PROBLEM TO WORK ON: Gather up all lines that carry the word "page".

DATA SHOWN:
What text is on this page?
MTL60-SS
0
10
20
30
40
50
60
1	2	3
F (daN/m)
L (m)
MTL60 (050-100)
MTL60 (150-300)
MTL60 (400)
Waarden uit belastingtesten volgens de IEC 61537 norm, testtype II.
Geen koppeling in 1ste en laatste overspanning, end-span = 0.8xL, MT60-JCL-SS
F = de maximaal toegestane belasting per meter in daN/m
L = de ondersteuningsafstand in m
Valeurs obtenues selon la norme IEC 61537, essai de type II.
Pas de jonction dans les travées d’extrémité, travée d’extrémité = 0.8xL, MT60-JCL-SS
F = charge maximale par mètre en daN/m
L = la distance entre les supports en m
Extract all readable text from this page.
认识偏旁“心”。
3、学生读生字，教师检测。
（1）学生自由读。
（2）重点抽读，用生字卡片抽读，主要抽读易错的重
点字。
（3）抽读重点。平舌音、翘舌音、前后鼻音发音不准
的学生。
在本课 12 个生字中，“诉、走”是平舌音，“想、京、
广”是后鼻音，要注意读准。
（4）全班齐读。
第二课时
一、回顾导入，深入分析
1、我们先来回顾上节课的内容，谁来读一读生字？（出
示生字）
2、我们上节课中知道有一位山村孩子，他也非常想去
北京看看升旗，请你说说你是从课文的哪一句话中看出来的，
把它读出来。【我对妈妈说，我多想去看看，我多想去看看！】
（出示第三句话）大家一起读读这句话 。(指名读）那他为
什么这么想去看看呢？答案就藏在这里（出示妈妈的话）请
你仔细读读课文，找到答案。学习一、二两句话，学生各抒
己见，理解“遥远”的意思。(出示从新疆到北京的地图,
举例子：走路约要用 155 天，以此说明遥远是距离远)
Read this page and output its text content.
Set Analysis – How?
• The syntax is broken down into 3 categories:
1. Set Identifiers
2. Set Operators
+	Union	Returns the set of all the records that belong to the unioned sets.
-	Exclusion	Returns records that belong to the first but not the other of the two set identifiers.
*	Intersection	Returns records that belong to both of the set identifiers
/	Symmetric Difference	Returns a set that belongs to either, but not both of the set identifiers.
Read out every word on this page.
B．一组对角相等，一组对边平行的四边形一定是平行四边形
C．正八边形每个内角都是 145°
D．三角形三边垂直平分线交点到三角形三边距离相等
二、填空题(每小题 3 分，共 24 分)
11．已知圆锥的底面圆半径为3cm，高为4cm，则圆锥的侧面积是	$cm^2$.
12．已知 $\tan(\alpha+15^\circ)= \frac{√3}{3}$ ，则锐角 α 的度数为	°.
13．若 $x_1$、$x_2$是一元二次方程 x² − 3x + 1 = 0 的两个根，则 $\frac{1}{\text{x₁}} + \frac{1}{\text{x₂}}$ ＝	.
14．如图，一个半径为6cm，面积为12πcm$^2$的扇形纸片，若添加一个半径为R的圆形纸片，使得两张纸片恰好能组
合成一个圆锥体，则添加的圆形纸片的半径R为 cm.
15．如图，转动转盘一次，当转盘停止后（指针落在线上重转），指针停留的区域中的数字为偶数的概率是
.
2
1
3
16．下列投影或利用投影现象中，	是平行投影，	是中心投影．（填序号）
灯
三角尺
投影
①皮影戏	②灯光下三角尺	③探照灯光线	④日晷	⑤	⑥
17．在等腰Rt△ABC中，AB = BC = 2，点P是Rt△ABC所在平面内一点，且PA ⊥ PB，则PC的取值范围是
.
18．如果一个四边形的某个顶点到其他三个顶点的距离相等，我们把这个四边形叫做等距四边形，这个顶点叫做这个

FULL ANSWER:
What text is on this page?
Extract all readable text from this page.
Read this page and output its text content.
Read out every word on this page.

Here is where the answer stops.